▶ **WRITTEN EXERCISE**:
Extract all data as written.

▶ **DATA FOR THIS TASK**:
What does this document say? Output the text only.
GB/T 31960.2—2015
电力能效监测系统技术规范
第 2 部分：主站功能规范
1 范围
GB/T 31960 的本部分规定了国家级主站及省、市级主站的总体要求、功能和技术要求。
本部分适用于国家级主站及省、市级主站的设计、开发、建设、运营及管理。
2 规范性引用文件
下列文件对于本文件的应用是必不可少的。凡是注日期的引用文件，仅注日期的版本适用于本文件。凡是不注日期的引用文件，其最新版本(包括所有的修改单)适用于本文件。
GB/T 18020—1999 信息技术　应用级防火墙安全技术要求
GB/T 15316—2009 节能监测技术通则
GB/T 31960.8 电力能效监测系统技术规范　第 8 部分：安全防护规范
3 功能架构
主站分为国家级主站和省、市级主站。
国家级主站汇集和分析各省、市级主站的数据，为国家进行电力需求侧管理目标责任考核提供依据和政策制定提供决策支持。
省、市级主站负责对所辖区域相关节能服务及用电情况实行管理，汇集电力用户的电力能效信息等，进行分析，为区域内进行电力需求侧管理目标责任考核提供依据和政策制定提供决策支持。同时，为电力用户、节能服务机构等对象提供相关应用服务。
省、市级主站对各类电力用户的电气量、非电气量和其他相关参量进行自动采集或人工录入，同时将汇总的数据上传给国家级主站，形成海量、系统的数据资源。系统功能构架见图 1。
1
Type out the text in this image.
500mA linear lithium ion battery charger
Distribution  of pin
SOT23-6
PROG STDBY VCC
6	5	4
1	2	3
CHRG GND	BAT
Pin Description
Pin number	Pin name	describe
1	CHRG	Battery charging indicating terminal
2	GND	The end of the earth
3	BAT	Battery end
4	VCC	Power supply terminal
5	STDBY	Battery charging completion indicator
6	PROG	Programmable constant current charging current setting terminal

▶ **RESULT FOR THIS EXERCISE**:
What does this document say? Output the text only.
GB/T 31960.2—2015
电力能效监测系统技术规范
第 2 部分：主站功能规范
1 范围
GB/T 31960 的本部分规定了国家级主站及省、市级主站的总体要求、功能和技术要求。
本部分适用于国家级主站及省、市级主站的设计、开发、建设、运营及管理。
2 规范性引用文件
下列文件对于本文件的应用是必不可少的。凡是注日期的引用文件，仅注日期的版本适用于本文件。凡是不注日期的引用文件，其最新版本(包括所有的修改单)适用于本文件。
GB/T 18020—1999 信息技术　应用级防火墙安全技术要求
GB/T 15316—2009 节能监测技术通则
GB/T 31960.8 电力能效监测系统技术规范　第 8 部分：安全防护规范
3 功能架构
主站分为国家级主站和省、市级主站。
国家级主站汇集和分析各省、市级主站的数据，为国家进行电力需求侧管理目标责任考核提供依据和政策制定提供决策支持。
省、市级主站负责对所辖区域相关节能服务及用电情况实行管理，汇集电力用户的电力能效信息等，进行分析，为区域内进行电力需求侧管理目标责任考核提供依据和政策制定提供决策支持。同时，为电力用户、节能服务机构等对象提供相关应用服务。
省、市级主站对各类电力用户的电气量、非电气量和其他相关参量进行自动采集或人工录入，同时将汇总的数据上传给国家级主站，形成海量、系统的数据资源。系统功能构架见图 1。
1
Type out the text in this image.
500mA linear lithium ion battery charger
Distribution  of pin
SOT23-6
PROG STDBY VCC
6	5	4
1	2	3
CHRG GND	BAT
Pin Description
Pin number	Pin name	describe
1	CHRG	Battery charging indicating terminal
2	GND	The end of the earth
3	BAT	Battery end
4	VCC	Power supply terminal
5	STDBY	Battery charging completion indicator
6	PROG	Programmable constant current charging current setting terminal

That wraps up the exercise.